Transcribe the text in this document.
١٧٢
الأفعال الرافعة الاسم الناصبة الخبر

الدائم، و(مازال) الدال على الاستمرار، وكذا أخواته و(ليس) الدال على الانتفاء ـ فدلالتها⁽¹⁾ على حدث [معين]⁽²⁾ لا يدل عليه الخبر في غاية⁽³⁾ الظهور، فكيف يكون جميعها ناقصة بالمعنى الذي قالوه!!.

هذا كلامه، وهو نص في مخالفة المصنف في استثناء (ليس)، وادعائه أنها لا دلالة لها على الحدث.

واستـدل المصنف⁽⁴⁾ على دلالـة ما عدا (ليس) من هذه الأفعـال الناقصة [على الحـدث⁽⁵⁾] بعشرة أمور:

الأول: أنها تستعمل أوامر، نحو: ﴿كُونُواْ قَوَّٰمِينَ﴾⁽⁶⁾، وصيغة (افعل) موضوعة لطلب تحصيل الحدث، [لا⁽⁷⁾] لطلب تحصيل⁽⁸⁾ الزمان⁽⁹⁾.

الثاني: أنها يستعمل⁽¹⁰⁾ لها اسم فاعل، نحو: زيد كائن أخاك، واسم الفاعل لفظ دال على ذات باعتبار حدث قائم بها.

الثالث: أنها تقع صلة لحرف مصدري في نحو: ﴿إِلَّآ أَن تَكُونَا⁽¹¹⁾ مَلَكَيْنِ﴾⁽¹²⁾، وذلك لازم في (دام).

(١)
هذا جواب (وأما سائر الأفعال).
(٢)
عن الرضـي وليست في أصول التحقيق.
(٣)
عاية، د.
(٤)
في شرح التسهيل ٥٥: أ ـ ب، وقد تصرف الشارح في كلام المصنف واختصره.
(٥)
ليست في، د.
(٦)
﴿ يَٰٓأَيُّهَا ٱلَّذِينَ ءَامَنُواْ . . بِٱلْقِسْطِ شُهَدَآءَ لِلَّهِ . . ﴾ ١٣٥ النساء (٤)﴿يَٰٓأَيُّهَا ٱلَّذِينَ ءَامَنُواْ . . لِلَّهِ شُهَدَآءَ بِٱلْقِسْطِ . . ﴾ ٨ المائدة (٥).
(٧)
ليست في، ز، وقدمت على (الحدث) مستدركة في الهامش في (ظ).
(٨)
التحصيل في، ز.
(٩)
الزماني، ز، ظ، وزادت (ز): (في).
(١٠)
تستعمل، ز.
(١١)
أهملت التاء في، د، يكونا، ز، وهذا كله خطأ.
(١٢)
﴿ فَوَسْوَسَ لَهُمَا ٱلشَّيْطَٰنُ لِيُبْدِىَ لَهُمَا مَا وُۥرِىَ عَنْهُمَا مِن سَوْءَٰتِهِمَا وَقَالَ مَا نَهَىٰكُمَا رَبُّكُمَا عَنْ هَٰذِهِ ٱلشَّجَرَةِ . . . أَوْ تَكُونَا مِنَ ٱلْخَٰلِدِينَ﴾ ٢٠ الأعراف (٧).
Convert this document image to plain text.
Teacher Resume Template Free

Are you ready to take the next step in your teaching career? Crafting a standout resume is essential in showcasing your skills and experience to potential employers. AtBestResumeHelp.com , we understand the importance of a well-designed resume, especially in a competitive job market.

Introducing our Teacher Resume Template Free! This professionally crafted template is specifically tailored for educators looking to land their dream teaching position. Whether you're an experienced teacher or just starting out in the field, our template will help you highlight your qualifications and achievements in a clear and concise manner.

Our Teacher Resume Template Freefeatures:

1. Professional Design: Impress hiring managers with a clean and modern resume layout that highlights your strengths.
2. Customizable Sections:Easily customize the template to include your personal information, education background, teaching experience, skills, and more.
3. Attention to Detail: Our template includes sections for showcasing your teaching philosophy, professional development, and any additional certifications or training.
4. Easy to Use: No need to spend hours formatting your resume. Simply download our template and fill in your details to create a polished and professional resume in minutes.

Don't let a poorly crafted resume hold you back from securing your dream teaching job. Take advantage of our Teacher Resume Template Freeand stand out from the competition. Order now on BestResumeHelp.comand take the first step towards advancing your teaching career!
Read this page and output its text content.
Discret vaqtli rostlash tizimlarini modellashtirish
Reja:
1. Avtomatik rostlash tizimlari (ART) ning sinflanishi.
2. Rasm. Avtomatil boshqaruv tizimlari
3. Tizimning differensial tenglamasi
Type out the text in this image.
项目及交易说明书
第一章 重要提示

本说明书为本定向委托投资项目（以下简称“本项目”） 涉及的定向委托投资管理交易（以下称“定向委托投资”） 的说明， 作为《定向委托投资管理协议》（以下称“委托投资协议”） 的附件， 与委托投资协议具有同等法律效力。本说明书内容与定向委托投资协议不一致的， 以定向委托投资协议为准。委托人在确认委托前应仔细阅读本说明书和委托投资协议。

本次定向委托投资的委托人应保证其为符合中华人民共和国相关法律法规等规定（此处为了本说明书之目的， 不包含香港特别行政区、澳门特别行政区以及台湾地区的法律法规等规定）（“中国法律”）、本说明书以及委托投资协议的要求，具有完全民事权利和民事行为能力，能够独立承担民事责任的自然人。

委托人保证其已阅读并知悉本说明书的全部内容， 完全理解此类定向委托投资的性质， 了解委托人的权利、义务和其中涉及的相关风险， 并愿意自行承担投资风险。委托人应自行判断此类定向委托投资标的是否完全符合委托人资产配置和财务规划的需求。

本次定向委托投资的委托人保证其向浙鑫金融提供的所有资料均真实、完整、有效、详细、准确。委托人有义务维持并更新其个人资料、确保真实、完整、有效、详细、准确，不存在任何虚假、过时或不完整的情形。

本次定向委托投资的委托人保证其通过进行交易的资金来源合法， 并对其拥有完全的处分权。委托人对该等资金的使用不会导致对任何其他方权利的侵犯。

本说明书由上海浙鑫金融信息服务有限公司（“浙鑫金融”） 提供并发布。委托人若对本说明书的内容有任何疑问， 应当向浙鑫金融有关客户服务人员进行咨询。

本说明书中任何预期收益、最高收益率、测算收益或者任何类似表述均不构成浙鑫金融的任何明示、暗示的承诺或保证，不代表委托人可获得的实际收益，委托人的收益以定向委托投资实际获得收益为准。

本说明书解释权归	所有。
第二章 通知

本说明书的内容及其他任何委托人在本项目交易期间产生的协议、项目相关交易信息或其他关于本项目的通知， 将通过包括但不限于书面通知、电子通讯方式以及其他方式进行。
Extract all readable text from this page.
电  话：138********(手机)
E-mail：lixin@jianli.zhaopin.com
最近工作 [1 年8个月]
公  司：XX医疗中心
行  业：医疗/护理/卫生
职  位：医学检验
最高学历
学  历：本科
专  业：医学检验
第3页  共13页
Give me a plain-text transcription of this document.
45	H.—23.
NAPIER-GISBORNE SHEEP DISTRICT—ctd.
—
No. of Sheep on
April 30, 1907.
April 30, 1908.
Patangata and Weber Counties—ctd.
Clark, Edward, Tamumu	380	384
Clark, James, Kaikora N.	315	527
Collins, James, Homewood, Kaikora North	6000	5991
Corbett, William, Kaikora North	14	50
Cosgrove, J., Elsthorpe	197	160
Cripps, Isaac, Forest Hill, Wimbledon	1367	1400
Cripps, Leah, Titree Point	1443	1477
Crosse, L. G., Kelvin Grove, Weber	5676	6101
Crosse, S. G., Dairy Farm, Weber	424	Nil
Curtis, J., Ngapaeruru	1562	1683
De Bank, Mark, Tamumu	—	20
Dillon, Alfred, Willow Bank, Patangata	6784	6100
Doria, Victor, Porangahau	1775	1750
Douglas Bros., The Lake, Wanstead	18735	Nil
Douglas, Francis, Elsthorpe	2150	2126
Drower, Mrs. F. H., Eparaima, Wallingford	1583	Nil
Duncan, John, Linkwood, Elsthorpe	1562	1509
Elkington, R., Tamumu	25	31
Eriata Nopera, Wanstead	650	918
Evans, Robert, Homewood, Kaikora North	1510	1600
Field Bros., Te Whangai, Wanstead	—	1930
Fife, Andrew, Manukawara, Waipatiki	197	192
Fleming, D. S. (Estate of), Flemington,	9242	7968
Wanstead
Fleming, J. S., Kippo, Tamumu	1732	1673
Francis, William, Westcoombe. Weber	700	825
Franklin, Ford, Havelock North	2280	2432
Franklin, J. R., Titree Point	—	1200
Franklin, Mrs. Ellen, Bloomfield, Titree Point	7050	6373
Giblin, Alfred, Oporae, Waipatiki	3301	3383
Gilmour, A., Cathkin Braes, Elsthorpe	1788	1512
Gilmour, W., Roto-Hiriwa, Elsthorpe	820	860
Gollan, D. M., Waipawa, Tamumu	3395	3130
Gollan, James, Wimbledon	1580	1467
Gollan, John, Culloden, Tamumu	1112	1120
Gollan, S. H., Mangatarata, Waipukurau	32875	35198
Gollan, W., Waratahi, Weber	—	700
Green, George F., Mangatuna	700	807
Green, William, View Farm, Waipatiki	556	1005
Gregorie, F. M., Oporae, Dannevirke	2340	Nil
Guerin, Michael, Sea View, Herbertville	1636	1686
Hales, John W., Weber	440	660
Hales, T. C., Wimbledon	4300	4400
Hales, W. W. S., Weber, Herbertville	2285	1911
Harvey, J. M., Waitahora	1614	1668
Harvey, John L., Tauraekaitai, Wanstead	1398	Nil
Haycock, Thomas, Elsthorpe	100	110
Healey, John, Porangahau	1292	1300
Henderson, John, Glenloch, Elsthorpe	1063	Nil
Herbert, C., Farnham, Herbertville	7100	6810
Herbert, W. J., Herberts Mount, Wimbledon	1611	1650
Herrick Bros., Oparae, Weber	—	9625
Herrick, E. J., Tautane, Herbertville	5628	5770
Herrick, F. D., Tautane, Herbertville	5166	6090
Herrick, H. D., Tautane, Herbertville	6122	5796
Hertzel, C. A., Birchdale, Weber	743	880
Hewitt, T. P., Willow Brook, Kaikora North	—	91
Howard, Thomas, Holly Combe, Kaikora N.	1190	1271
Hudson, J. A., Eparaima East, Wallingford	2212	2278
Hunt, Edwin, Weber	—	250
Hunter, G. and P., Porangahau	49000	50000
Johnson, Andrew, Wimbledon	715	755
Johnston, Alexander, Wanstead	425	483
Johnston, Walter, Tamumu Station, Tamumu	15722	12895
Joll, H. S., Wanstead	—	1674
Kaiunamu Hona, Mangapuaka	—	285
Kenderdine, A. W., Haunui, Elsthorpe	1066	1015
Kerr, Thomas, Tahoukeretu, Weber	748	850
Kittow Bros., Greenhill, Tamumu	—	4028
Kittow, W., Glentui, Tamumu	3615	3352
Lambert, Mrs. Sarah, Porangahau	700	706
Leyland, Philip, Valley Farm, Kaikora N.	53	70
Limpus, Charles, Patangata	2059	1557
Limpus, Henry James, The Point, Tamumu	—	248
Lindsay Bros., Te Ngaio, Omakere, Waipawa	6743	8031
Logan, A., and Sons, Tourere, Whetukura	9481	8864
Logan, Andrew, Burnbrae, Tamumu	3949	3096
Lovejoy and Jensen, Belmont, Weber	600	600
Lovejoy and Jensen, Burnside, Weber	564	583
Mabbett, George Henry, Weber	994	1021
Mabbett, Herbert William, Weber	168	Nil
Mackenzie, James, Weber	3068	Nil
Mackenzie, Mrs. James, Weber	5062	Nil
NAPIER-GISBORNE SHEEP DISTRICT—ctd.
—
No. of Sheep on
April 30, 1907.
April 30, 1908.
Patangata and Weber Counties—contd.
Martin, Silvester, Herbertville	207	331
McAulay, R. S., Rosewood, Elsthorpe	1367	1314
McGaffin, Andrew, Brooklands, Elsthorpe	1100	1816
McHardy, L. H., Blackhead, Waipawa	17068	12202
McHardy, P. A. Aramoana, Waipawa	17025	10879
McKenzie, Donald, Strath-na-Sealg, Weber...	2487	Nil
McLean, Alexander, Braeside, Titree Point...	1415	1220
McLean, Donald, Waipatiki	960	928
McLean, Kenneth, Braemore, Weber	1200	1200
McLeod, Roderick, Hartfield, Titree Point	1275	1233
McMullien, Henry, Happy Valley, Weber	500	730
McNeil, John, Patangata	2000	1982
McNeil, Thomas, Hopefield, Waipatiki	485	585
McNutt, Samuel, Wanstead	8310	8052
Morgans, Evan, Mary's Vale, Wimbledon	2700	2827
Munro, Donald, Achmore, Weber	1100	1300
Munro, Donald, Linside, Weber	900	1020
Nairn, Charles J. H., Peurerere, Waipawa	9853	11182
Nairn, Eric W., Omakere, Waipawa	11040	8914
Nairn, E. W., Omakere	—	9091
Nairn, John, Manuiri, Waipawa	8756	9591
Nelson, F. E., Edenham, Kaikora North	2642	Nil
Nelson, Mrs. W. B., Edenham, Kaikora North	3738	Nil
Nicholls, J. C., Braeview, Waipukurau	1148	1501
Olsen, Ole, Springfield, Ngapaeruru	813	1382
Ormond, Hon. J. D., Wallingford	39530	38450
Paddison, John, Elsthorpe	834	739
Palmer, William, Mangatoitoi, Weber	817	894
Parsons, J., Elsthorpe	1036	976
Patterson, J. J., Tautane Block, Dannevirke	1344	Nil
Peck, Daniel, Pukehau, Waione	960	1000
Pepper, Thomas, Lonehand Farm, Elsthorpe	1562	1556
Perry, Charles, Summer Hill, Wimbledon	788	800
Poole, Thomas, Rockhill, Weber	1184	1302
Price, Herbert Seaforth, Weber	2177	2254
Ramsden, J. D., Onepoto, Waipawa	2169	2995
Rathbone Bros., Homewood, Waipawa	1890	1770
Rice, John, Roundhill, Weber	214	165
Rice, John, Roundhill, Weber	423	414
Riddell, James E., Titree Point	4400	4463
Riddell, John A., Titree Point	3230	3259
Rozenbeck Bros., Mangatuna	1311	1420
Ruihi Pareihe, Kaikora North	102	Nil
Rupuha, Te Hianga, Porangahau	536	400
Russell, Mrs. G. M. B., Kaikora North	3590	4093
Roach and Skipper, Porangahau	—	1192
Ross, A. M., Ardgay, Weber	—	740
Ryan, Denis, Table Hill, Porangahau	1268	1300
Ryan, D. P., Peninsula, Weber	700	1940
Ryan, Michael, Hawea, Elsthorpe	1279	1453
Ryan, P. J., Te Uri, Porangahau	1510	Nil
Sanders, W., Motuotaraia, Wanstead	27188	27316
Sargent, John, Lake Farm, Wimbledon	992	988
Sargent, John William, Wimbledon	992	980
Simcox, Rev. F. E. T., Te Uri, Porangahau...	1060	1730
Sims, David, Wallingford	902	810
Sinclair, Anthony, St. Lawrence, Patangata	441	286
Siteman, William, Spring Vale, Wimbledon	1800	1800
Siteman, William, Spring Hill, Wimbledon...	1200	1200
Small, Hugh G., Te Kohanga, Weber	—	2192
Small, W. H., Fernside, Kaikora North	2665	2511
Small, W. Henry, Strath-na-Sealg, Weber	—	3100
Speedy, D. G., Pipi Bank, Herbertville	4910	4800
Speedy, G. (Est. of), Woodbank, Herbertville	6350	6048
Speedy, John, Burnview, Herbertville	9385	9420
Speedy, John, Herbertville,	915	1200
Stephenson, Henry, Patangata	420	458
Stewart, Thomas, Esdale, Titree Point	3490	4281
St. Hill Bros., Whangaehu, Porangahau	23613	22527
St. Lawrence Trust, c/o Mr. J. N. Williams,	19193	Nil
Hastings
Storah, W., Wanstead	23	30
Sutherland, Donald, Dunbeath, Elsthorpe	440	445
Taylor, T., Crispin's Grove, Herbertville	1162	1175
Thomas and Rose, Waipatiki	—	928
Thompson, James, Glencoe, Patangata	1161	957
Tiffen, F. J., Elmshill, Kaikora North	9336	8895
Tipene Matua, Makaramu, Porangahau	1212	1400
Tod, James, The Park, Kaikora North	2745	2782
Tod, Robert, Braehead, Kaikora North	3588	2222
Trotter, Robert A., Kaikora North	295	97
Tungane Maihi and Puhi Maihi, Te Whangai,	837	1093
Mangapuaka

■ ■ ■ ■ ■

Extract every line above containing the word "Porangahau".

Doria, Victor, Porangahau	1775	1750
Healey, John, Porangahau	1292	1300
Hunter, G. and P., Porangahau	49000	50000
Lambert, Mrs. Sarah, Porangahau	700	706
Rupuha, Te Hianga, Porangahau	536	400
Roach and Skipper, Porangahau	—	1192
Ryan, Denis, Table Hill, Porangahau	1268	1300
Ryan, P. J., Te Uri, Porangahau	1510	Nil
Simcox, Rev. F. E. T., Te Uri, Porangahau...	1060	1730
St. Hill Bros., Whangaehu, Porangahau	23613	22527
Tipene Matua, Makaramu, Porangahau	1212	1400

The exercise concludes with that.